### Your objective
Write out each record below, word for word.

[Records from a collection]
--------------------------------
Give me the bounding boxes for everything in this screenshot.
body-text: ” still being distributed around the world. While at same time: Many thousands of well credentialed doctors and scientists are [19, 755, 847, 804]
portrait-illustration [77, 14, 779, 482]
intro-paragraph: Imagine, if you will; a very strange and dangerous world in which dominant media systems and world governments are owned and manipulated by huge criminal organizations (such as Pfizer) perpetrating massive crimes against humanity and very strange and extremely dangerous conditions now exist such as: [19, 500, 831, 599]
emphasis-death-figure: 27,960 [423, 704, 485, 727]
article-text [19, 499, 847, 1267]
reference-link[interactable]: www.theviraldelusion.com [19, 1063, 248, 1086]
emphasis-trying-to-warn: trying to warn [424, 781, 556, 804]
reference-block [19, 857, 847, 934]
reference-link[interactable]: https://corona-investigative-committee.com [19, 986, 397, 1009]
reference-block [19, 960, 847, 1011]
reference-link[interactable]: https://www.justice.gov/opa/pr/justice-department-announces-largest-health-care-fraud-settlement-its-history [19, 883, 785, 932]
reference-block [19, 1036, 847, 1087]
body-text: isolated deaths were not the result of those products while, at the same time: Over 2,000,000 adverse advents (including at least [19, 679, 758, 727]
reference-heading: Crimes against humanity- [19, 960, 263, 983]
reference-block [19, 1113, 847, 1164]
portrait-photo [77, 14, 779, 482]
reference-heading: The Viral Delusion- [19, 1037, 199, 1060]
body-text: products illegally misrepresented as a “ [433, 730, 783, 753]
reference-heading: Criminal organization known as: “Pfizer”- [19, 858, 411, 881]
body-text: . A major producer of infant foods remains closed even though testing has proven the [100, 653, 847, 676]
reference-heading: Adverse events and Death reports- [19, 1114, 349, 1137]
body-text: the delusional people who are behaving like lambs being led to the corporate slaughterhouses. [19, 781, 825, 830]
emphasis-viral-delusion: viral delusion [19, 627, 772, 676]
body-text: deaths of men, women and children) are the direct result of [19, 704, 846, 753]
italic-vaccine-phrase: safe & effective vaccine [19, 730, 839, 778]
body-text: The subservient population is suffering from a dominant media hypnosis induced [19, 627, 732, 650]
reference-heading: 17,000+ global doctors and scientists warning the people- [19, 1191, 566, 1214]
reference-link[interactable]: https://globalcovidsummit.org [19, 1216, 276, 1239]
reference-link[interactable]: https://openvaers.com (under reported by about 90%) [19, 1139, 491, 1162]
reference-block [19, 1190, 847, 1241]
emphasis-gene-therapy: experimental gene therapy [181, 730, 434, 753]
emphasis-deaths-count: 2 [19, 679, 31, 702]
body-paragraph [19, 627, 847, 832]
--------------------------------
### Solution to this task
Give me the bounding boxes for everything in this screenshot.
body-text: ” still being distributed around the world. While at same time: Many thousands of well credentialed doctors and scientists are [19, 755, 847, 804]
portrait-illustration [77, 14, 779, 482]
intro-paragraph: Imagine, if you will; a very strange and dangerous world in which dominant media systems and world governments are owned and manipulated by huge criminal organizations (such as Pfizer) perpetrating massive crimes against humanity and very strange and extremely dangerous conditions now exist such as: [19, 500, 831, 599]
emphasis-death-figure: 27,960 [423, 704, 485, 727]
article-text [19, 499, 847, 1267]
reference-link[interactable]: www.theviraldelusion.com [19, 1063, 248, 1086]
emphasis-trying-to-warn: trying to warn [424, 781, 556, 804]
reference-block [19, 857, 847, 934]
reference-link[interactable]: https://corona-investigative-committee.com [19, 986, 397, 1009]
reference-block [19, 960, 847, 1011]
reference-link[interactable]: https://www.justice.gov/opa/pr/justice-department-announces-largest-health-care-fraud-settlement-its-history [19, 883, 785, 932]
reference-block [19, 1036, 847, 1087]
body-text: isolated deaths were not the result of those products while, at the same time: Over 2,000,000 adverse advents (including at least [19, 679, 758, 727]
reference-heading: Crimes against humanity- [19, 960, 263, 983]
reference-block [19, 1113, 847, 1164]
portrait-photo [77, 14, 779, 482]
reference-heading: The Viral Delusion- [19, 1037, 199, 1060]
body-text: products illegally misrepresented as a “ [433, 730, 783, 753]
reference-heading: Criminal organization known as: “Pfizer”- [19, 858, 411, 881]
body-text: . A major producer of infant foods remains closed even though testing has proven the [100, 653, 847, 676]
reference-heading: Adverse events and Death reports- [19, 1114, 349, 1137]
body-text: the delusional people who are behaving like lambs being led to the corporate slaughterhouses. [19, 781, 825, 830]
emphasis-viral-delusion: viral delusion [19, 627, 772, 676]
body-text: deaths of men, women and children) are the direct result of [19, 704, 846, 753]
italic-vaccine-phrase: safe & effective vaccine [19, 730, 839, 778]
body-text: The subservient population is suffering from a dominant media hypnosis induced [19, 627, 732, 650]
reference-heading: 17,000+ global doctors and scientists warning the people- [19, 1191, 566, 1214]
reference-link[interactable]: https://globalcovidsummit.org [19, 1216, 276, 1239]
reference-link[interactable]: https://openvaers.com (under reported by about 90%) [19, 1139, 491, 1162]
reference-block [19, 1190, 847, 1241]
emphasis-gene-therapy: experimental gene therapy [181, 730, 434, 753]
emphasis-deaths-count: 2 [19, 679, 31, 702]
body-paragraph [19, 627, 847, 832]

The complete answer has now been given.